§ EXTRACTED TEXT:
========================================

LIGN 168 - Legacy TTS

### We've come a LONG way

---
# Legacy Approaches to TTS

### Will Styler - LIGN 168

---

### Today's Plan

- Unit Selection Synthesis

- Strengths and Weaknesses of Unit Selection

- Parametric TTS

---

### Today, we're learning more legacy methods

- Neural Networks have 'won' TTS too
	- We'll talk about how that works next time

- As always, old methods still work
	- ... and they're actually quite a bit easier to implement!

- Today, we'll focus on two of them, parametric and unit selection TTS

---

### There are four main methods for TTS

- Concatenative or Unit Selection Synthesis
	- These generally are used interchangeably

- Parametric TTS

- Neural TTS with intermediate representations

- Neural End-to-End TTS

---

### Each works slightly differently

- Concatenative, Unit Selection Synthesis
	- "Combine together existing chunks to form the desired utterance from the text"

- Parametric TTS
	- "Let's map text to acoustic parameters (e.g. LPC coefficents, spectral envelopes, pitch) using statistics"

- Neural TTS
	- "Let's turn text into an intermediate representation like a spectrogram, and then create sound from that"

- Neural End-to-End TTS
	- "Let's just map text directly to a waveform"

- *Today, we'll focus on the two pre-neural approaches!*

---

## Unit Selection TTS

---

### Concatenative TTS

- We started thinking about this last time!

- Concatenative TTS builds utterances from pre-recorded chunks
	- You can record whatever chunks make sense
	- Or slice up existing recordings of text

- Synthesis is simply the selection and concatenation and processing of pre-recorded units

- *Concatenative Synthesis doesn't ever generate new audio, it just combines and tweaks existing audio!*

---

### Concatenative Synthesis Units can be of any length!

- Phones, diphones, triphones, syllables, words, utterances or phrases

- ... But every size of unit comes with ups and downs!

========================================

§ DATA:
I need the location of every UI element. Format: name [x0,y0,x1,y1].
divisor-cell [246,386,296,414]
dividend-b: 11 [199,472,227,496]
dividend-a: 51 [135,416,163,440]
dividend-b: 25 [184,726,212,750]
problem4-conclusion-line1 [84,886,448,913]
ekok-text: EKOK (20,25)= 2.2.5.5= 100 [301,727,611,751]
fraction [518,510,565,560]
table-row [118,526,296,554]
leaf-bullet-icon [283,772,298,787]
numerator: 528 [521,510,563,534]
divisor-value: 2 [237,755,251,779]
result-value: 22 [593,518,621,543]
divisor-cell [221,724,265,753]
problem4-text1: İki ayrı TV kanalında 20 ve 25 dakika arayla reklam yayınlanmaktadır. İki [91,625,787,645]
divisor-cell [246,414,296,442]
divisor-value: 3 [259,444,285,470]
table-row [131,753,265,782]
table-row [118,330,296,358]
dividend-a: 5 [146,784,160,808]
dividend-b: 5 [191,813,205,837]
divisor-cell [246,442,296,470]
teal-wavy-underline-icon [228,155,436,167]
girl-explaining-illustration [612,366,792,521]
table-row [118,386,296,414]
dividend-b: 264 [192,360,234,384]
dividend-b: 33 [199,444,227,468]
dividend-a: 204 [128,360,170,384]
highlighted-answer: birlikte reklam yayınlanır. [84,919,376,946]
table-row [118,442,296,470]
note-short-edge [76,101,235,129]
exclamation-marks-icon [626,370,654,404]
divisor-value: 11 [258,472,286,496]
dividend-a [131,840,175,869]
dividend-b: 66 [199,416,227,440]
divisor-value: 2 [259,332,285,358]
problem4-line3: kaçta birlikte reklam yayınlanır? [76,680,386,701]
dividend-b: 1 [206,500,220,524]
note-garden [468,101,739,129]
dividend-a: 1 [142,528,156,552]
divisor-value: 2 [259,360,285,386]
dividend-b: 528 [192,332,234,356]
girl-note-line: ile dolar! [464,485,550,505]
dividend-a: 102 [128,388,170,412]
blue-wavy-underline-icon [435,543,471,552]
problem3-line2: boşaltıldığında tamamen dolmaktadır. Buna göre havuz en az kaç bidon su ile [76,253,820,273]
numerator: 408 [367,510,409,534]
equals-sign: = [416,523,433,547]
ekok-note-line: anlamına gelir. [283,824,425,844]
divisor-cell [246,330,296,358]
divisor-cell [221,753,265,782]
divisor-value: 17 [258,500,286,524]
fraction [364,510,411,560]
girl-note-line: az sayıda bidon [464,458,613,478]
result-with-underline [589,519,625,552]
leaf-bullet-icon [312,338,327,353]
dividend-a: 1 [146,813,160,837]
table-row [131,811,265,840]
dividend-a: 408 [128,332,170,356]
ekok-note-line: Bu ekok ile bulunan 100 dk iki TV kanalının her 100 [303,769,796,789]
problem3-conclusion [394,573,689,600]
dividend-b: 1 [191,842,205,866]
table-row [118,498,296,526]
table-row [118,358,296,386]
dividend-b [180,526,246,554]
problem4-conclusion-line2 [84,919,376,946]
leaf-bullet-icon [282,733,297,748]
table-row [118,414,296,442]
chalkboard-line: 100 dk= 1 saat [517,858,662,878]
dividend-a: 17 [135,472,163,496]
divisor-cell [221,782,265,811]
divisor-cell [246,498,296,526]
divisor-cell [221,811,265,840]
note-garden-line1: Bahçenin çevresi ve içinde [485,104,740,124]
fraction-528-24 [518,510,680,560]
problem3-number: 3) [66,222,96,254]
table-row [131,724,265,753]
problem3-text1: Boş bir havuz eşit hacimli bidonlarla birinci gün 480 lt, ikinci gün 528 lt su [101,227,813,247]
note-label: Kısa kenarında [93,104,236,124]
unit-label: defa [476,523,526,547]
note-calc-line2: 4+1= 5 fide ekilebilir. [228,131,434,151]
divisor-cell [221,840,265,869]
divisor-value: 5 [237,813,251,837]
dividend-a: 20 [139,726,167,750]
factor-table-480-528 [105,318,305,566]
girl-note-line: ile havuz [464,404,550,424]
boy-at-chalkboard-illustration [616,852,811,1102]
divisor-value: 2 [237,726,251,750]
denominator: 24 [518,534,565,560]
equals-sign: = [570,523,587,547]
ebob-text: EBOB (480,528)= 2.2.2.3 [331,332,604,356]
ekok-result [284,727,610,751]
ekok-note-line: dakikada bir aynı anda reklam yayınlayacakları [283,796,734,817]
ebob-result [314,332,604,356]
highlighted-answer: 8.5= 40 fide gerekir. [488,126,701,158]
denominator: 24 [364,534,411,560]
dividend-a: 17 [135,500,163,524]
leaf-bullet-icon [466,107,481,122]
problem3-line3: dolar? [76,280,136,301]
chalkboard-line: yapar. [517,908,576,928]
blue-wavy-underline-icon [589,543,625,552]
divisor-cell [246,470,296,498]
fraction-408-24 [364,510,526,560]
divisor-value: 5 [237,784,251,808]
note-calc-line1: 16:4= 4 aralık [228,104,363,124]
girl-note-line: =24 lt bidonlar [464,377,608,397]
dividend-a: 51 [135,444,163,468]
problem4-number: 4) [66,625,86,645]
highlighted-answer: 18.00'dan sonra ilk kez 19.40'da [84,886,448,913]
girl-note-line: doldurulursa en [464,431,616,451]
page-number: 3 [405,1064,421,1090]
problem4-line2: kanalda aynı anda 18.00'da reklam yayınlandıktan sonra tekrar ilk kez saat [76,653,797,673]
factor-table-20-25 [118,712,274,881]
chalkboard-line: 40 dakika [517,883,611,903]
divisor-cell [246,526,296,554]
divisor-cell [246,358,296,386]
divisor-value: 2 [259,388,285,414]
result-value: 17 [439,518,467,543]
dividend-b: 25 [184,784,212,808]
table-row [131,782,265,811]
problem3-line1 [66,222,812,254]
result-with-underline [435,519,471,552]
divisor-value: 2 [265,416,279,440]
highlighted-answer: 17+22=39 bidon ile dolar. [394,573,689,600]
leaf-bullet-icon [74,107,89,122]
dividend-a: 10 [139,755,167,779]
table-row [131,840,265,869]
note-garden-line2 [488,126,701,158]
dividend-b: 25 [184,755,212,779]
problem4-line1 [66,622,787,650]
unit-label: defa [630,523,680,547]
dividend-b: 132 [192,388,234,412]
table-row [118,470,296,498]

========================================

§ TASK DETAILS: Print the legacy TTS lecture notes word for word, from "### Today, we're" up to and including "easier to implement!".

§ SOLUTION BELOW:
### Today, we're learning more legacy methods

- Neural Networks have 'won' TTS too
	- We'll talk about how that works next time

- As always, old methods still work
	- ... and they're actually quite a bit easier to implement!